Dataset rows
• • • • • • •

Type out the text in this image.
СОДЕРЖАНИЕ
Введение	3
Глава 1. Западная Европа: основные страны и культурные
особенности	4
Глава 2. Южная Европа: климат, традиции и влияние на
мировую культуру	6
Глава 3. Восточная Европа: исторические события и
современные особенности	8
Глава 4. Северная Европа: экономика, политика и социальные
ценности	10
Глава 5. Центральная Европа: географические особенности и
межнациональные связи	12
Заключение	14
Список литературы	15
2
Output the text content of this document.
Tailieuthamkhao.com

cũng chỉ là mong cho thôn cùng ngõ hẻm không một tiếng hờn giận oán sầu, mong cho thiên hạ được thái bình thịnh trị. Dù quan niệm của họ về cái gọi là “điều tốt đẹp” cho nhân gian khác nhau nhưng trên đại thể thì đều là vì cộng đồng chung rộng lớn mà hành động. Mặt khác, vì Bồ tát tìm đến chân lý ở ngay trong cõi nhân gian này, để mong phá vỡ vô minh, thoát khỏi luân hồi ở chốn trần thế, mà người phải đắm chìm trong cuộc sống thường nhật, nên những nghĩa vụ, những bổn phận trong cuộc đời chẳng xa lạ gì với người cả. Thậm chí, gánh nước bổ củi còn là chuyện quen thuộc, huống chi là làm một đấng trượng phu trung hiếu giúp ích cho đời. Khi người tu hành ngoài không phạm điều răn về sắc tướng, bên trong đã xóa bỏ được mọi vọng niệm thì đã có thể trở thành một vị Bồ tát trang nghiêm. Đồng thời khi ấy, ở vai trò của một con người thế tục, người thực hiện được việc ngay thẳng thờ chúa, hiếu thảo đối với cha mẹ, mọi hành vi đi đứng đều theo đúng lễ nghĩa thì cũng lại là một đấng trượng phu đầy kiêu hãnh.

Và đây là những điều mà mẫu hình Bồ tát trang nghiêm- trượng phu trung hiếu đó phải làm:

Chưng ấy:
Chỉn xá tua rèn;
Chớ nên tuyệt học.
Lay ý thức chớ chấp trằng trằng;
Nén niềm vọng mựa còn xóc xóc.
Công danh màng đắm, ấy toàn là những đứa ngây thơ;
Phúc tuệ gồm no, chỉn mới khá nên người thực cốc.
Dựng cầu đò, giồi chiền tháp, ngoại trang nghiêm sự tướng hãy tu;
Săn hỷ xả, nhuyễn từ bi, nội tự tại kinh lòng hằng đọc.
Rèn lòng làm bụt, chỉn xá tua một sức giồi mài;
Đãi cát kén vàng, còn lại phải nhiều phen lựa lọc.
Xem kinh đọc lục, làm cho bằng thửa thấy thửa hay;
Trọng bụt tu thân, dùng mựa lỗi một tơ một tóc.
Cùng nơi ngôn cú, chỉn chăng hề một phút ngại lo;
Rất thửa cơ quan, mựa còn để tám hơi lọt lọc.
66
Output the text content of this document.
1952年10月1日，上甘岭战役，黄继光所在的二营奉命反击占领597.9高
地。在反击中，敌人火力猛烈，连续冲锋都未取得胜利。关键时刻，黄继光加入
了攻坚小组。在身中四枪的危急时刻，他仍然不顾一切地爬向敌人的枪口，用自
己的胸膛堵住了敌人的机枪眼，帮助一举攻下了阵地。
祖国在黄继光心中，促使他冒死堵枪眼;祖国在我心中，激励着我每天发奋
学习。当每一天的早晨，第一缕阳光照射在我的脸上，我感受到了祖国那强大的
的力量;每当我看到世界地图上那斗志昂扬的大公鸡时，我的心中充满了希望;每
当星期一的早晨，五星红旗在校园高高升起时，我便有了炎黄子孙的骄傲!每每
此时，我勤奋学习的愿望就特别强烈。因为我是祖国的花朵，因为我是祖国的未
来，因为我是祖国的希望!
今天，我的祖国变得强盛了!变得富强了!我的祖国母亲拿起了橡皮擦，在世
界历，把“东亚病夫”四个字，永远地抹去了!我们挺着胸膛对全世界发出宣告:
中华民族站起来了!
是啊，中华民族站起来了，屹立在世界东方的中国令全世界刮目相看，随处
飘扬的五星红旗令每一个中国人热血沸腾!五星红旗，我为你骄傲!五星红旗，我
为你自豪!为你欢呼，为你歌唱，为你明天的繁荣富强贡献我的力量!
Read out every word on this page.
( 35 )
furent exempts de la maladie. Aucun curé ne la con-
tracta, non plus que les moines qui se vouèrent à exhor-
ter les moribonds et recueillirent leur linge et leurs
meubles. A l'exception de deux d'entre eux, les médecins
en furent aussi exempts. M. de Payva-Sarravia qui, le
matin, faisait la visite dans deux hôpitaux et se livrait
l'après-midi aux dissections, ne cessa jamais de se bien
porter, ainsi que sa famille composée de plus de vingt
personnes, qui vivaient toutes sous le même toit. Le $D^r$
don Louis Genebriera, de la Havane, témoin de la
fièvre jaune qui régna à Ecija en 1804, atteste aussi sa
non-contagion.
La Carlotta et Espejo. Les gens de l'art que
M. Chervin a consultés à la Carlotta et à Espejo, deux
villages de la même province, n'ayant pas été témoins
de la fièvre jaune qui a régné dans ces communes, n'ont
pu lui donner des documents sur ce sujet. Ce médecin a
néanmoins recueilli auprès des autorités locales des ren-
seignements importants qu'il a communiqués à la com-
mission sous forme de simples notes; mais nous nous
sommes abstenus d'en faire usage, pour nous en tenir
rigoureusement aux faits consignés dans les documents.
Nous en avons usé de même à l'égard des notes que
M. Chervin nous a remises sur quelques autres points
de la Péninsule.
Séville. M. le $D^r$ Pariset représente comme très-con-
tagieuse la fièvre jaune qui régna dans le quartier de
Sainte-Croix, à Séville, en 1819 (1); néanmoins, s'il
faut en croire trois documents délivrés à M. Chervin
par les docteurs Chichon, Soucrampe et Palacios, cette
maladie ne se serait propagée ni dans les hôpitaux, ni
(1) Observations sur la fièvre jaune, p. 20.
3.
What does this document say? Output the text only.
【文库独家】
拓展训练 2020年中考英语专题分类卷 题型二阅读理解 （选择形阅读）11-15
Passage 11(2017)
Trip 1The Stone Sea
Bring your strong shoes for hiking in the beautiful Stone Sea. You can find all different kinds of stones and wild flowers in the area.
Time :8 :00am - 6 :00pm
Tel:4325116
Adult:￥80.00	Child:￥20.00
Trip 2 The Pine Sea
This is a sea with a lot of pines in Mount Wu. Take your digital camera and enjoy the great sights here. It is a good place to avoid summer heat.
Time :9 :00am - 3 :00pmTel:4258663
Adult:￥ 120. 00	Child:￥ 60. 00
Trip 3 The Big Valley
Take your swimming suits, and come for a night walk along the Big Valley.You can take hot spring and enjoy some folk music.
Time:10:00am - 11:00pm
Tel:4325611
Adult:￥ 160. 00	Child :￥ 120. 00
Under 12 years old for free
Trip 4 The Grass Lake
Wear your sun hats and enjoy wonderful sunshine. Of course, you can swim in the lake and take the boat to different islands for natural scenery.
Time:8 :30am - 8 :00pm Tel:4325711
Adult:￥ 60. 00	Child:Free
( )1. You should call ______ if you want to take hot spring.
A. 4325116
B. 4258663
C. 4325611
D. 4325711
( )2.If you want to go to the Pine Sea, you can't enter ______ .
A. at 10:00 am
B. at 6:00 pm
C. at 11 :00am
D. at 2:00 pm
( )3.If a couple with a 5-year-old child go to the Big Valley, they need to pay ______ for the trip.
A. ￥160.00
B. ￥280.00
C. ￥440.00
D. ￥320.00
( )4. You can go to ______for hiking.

• • • • • • •

Task instructions >>
Transcribe all of the entries without altering anything.

Exercise response >>
Type out the text in this image.
СОДЕРЖАНИЕ
Введение	3
Глава 1. Западная Европа: основные страны и культурные
особенности	4
Глава 2. Южная Европа: климат, традиции и влияние на
мировую культуру	6
Глава 3. Восточная Европа: исторические события и
современные особенности	8
Глава 4. Северная Европа: экономика, политика и социальные
ценности	10
Глава 5. Центральная Европа: географические особенности и
межнациональные связи	12
Заключение	14
Список литературы	15
2
Output the text content of this document.
Tailieuthamkhao.com

cũng chỉ là mong cho thôn cùng ngõ hẻm không một tiếng hờn giận oán sầu, mong cho thiên hạ được thái bình thịnh trị. Dù quan niệm của họ về cái gọi là “điều tốt đẹp” cho nhân gian khác nhau nhưng trên đại thể thì đều là vì cộng đồng chung rộng lớn mà hành động. Mặt khác, vì Bồ tát tìm đến chân lý ở ngay trong cõi nhân gian này, để mong phá vỡ vô minh, thoát khỏi luân hồi ở chốn trần thế, mà người phải đắm chìm trong cuộc sống thường nhật, nên những nghĩa vụ, những bổn phận trong cuộc đời chẳng xa lạ gì với người cả. Thậm chí, gánh nước bổ củi còn là chuyện quen thuộc, huống chi là làm một đấng trượng phu trung hiếu giúp ích cho đời. Khi người tu hành ngoài không phạm điều răn về sắc tướng, bên trong đã xóa bỏ được mọi vọng niệm thì đã có thể trở thành một vị Bồ tát trang nghiêm. Đồng thời khi ấy, ở vai trò của một con người thế tục, người thực hiện được việc ngay thẳng thờ chúa, hiếu thảo đối với cha mẹ, mọi hành vi đi đứng đều theo đúng lễ nghĩa thì cũng lại là một đấng trượng phu đầy kiêu hãnh.

Và đây là những điều mà mẫu hình Bồ tát trang nghiêm- trượng phu trung hiếu đó phải làm:

Chưng ấy:
Chỉn xá tua rèn;
Chớ nên tuyệt học.
Lay ý thức chớ chấp trằng trằng;
Nén niềm vọng mựa còn xóc xóc.
Công danh màng đắm, ấy toàn là những đứa ngây thơ;
Phúc tuệ gồm no, chỉn mới khá nên người thực cốc.
Dựng cầu đò, giồi chiền tháp, ngoại trang nghiêm sự tướng hãy tu;
Săn hỷ xả, nhuyễn từ bi, nội tự tại kinh lòng hằng đọc.
Rèn lòng làm bụt, chỉn xá tua một sức giồi mài;
Đãi cát kén vàng, còn lại phải nhiều phen lựa lọc.
Xem kinh đọc lục, làm cho bằng thửa thấy thửa hay;
Trọng bụt tu thân, dùng mựa lỗi một tơ một tóc.
Cùng nơi ngôn cú, chỉn chăng hề một phút ngại lo;
Rất thửa cơ quan, mựa còn để tám hơi lọt lọc.
66
Output the text content of this document.
1952年10月1日，上甘岭战役，黄继光所在的二营奉命反击占领597.9高
地。在反击中，敌人火力猛烈，连续冲锋都未取得胜利。关键时刻，黄继光加入
了攻坚小组。在身中四枪的危急时刻，他仍然不顾一切地爬向敌人的枪口，用自
己的胸膛堵住了敌人的机枪眼，帮助一举攻下了阵地。
祖国在黄继光心中，促使他冒死堵枪眼;祖国在我心中，激励着我每天发奋
学习。当每一天的早晨，第一缕阳光照射在我的脸上，我感受到了祖国那强大的
的力量;每当我看到世界地图上那斗志昂扬的大公鸡时，我的心中充满了希望;每
当星期一的早晨，五星红旗在校园高高升起时，我便有了炎黄子孙的骄傲!每每
此时，我勤奋学习的愿望就特别强烈。因为我是祖国的花朵，因为我是祖国的未
来，因为我是祖国的希望!
今天，我的祖国变得强盛了!变得富强了!我的祖国母亲拿起了橡皮擦，在世
界历，把“东亚病夫”四个字，永远地抹去了!我们挺着胸膛对全世界发出宣告:
中华民族站起来了!
是啊，中华民族站起来了，屹立在世界东方的中国令全世界刮目相看，随处
飘扬的五星红旗令每一个中国人热血沸腾!五星红旗，我为你骄傲!五星红旗，我
为你自豪!为你欢呼，为你歌唱，为你明天的繁荣富强贡献我的力量!
Read out every word on this page.
( 35 )
furent exempts de la maladie. Aucun curé ne la con-
tracta, non plus que les moines qui se vouèrent à exhor-
ter les moribonds et recueillirent leur linge et leurs
meubles. A l'exception de deux d'entre eux, les médecins
en furent aussi exempts. M. de Payva-Sarravia qui, le
matin, faisait la visite dans deux hôpitaux et se livrait
l'après-midi aux dissections, ne cessa jamais de se bien
porter, ainsi que sa famille composée de plus de vingt
personnes, qui vivaient toutes sous le même toit. Le $D^r$
don Louis Genebriera, de la Havane, témoin de la
fièvre jaune qui régna à Ecija en 1804, atteste aussi sa
non-contagion.
La Carlotta et Espejo. Les gens de l'art que
M. Chervin a consultés à la Carlotta et à Espejo, deux
villages de la même province, n'ayant pas été témoins
de la fièvre jaune qui a régné dans ces communes, n'ont
pu lui donner des documents sur ce sujet. Ce médecin a
néanmoins recueilli auprès des autorités locales des ren-
seignements importants qu'il a communiqués à la com-
mission sous forme de simples notes; mais nous nous
sommes abstenus d'en faire usage, pour nous en tenir
rigoureusement aux faits consignés dans les documents.
Nous en avons usé de même à l'égard des notes que
M. Chervin nous a remises sur quelques autres points
de la Péninsule.
Séville. M. le $D^r$ Pariset représente comme très-con-
tagieuse la fièvre jaune qui régna dans le quartier de
Sainte-Croix, à Séville, en 1819 (1); néanmoins, s'il
faut en croire trois documents délivrés à M. Chervin
par les docteurs Chichon, Soucrampe et Palacios, cette
maladie ne se serait propagée ni dans les hôpitaux, ni
(1) Observations sur la fièvre jaune, p. 20.
3.
What does this document say? Output the text only.
【文库独家】
拓展训练 2020年中考英语专题分类卷 题型二阅读理解 （选择形阅读）11-15
Passage 11(2017)
Trip 1The Stone Sea
Bring your strong shoes for hiking in the beautiful Stone Sea. You can find all different kinds of stones and wild flowers in the area.
Time :8 :00am - 6 :00pm
Tel:4325116
Adult:￥80.00	Child:￥20.00
Trip 2 The Pine Sea
This is a sea with a lot of pines in Mount Wu. Take your digital camera and enjoy the great sights here. It is a good place to avoid summer heat.
Time :9 :00am - 3 :00pmTel:4258663
Adult:￥ 120. 00	Child:￥ 60. 00
Trip 3 The Big Valley
Take your swimming suits, and come for a night walk along the Big Valley.You can take hot spring and enjoy some folk music.
Time:10:00am - 11:00pm
Tel:4325611
Adult:￥ 160. 00	Child :￥ 120. 00
Under 12 years old for free
Trip 4 The Grass Lake
Wear your sun hats and enjoy wonderful sunshine. Of course, you can swim in the lake and take the boat to different islands for natural scenery.
Time:8 :30am - 8 :00pm Tel:4325711
Adult:￥ 60. 00	Child:Free
( )1. You should call ______ if you want to take hot spring.
A. 4325116
B. 4258663
C. 4325611
D. 4325711
( )2.If you want to go to the Pine Sea, you can't enter ______ .
A. at 10:00 am
B. at 6:00 pm
C. at 11 :00am
D. at 2:00 pm
( )3.If a couple with a 5-year-old child go to the Big Valley, they need to pay ______ for the trip.
A. ￥160.00
B. ￥280.00
C. ￥440.00
D. ￥320.00
( )4. You can go to ______for hiking.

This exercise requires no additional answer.